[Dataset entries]
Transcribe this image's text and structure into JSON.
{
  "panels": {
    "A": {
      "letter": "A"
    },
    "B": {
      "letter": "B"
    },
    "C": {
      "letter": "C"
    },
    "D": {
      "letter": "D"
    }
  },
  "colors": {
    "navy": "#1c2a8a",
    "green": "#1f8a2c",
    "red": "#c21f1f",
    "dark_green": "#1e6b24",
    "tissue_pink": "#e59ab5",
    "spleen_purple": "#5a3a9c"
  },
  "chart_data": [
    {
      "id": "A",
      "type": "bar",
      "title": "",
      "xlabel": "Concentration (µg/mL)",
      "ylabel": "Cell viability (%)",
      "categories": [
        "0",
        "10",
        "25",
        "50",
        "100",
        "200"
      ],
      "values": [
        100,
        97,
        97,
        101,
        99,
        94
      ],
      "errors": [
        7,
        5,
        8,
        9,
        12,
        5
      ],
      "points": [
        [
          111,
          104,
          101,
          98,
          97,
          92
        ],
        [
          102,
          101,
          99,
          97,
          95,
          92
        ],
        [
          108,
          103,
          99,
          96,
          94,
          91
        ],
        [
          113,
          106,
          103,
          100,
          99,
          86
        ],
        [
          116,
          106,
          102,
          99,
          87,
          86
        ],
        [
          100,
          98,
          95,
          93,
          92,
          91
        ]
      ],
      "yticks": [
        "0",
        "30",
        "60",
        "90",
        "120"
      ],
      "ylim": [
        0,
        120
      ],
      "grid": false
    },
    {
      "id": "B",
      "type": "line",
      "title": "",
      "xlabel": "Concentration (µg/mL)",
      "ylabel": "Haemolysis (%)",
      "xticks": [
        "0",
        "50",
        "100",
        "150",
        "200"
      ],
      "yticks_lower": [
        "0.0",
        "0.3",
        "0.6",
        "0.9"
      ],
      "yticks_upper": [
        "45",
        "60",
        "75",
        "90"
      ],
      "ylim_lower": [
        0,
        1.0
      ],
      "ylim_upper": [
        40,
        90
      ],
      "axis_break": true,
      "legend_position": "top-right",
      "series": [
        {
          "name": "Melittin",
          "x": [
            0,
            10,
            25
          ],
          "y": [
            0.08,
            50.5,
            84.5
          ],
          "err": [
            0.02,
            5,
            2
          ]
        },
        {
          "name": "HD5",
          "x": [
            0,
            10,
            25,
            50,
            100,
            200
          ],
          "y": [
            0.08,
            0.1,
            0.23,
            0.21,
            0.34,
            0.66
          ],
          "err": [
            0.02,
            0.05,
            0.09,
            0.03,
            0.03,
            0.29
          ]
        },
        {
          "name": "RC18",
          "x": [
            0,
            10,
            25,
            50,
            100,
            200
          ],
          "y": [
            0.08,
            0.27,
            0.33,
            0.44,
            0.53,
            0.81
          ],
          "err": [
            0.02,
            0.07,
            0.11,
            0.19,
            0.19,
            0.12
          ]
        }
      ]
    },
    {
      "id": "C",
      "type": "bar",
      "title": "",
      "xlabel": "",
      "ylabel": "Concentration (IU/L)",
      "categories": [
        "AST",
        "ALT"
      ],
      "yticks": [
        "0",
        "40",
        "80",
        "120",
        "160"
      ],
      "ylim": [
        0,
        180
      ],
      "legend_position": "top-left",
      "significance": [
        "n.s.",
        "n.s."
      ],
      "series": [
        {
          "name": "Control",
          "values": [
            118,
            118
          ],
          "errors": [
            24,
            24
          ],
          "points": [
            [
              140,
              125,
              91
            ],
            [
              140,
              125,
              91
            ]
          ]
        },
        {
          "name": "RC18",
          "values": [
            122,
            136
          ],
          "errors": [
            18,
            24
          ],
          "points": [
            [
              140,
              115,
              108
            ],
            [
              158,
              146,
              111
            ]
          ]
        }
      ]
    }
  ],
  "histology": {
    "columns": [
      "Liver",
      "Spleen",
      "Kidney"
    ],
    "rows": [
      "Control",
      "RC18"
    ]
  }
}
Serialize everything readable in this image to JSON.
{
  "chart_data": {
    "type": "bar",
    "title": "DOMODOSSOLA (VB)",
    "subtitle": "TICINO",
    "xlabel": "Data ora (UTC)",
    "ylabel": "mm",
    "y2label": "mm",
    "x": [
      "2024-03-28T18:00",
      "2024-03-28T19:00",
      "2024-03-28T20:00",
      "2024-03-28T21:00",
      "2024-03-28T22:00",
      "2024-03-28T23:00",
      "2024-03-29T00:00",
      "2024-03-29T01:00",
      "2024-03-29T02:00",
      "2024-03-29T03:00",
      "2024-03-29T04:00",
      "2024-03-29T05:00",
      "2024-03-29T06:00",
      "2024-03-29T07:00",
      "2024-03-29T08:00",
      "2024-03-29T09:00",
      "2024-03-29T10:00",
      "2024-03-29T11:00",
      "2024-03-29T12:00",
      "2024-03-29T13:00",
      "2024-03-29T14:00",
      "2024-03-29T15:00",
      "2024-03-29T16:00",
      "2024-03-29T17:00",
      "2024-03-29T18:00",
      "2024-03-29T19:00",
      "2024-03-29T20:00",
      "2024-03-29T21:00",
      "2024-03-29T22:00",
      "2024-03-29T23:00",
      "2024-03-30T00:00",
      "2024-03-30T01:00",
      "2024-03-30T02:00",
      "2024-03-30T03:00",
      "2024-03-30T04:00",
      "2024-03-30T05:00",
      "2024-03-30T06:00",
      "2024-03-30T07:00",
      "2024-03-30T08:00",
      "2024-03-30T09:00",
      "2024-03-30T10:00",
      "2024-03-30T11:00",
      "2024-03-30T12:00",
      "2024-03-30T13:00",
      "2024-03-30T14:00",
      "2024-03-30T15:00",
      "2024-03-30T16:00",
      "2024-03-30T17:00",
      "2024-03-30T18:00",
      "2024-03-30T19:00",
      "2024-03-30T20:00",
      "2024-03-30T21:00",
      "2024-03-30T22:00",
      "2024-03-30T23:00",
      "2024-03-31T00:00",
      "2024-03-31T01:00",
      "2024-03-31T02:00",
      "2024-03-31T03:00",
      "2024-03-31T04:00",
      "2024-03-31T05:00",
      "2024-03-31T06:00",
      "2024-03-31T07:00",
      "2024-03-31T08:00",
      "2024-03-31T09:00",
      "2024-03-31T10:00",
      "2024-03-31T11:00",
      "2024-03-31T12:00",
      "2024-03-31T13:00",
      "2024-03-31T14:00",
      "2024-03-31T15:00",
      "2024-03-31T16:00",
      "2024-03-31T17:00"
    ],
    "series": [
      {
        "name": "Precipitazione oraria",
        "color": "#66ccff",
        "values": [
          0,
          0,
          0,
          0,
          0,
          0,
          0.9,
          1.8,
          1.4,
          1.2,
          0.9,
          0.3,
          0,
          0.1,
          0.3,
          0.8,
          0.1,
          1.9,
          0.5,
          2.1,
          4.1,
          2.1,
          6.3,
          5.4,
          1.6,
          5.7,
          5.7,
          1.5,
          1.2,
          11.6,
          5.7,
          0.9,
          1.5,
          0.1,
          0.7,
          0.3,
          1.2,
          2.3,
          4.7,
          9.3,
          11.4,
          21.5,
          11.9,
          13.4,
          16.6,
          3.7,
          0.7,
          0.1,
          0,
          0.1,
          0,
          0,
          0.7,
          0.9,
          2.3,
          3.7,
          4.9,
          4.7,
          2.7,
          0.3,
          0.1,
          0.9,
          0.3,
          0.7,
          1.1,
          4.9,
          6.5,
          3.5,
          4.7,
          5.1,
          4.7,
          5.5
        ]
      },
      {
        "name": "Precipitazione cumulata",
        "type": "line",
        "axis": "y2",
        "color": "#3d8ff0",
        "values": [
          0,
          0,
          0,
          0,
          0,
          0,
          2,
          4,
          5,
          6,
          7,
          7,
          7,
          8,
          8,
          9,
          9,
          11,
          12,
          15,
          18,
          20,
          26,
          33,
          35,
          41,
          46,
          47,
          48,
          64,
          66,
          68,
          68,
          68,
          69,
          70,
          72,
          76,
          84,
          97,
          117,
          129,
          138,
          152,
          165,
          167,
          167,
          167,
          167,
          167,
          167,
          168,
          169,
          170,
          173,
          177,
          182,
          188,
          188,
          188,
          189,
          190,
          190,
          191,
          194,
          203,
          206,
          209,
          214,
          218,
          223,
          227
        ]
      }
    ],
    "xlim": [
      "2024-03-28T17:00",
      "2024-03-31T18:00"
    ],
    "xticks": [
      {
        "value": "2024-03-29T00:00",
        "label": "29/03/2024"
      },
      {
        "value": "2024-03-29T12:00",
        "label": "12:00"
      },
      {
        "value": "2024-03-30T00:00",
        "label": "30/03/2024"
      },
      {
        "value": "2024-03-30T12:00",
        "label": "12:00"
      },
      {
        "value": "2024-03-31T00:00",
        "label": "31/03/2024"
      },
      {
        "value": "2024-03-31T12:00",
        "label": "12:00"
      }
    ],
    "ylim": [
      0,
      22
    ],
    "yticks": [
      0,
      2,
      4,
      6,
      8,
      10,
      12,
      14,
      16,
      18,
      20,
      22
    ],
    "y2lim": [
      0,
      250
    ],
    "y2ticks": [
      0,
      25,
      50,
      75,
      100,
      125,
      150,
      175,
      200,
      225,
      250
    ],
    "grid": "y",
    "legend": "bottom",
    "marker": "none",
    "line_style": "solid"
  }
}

● WHAT IS NEEDED:
Go through the entries above and copy every line containing "this".

● RESPONSE:
Transcribe this image's text and structure into JSON.
Serialize everything readable in this image to JSON.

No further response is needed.